== RECORDS SHOWN ==
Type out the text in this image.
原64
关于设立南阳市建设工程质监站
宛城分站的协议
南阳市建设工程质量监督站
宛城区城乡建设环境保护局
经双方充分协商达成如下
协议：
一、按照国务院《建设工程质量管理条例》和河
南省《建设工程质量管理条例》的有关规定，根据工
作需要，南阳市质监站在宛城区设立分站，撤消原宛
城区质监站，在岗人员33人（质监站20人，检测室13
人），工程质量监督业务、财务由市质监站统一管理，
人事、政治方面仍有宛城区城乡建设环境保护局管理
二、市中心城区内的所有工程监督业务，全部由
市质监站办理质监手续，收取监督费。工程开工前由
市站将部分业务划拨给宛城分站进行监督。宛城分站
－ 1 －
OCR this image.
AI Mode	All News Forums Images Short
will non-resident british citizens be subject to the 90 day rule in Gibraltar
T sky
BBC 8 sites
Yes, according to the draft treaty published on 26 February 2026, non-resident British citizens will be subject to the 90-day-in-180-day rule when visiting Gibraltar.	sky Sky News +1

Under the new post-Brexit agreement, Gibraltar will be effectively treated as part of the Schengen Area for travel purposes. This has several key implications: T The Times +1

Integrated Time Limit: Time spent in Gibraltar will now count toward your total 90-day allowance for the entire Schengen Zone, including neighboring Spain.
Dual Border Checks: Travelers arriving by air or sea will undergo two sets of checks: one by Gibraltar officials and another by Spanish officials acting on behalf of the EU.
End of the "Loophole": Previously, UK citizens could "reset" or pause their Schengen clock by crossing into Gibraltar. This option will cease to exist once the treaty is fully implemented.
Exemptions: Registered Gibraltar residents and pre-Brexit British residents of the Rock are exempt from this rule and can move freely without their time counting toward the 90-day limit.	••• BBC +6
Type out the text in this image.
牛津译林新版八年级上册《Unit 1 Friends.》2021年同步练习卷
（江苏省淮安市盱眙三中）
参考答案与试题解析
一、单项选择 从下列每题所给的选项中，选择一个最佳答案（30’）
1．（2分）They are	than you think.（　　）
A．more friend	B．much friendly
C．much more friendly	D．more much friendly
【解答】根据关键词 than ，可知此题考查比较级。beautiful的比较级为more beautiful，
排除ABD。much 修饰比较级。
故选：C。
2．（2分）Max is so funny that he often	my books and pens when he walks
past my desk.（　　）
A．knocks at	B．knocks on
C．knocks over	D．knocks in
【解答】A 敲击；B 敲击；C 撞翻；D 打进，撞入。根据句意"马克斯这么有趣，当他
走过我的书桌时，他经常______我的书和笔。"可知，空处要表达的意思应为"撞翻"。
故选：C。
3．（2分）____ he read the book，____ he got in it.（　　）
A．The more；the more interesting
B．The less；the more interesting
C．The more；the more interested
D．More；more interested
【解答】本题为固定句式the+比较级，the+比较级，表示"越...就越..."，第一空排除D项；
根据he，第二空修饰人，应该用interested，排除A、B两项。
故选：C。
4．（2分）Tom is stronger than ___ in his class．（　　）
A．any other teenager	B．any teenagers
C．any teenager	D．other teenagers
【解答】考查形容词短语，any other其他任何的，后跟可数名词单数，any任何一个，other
===
WHAT THE TASK REQUIRES | Count how many lines of the listing above include "Schengen" and report that number alone.

FULL RESPONSE | 3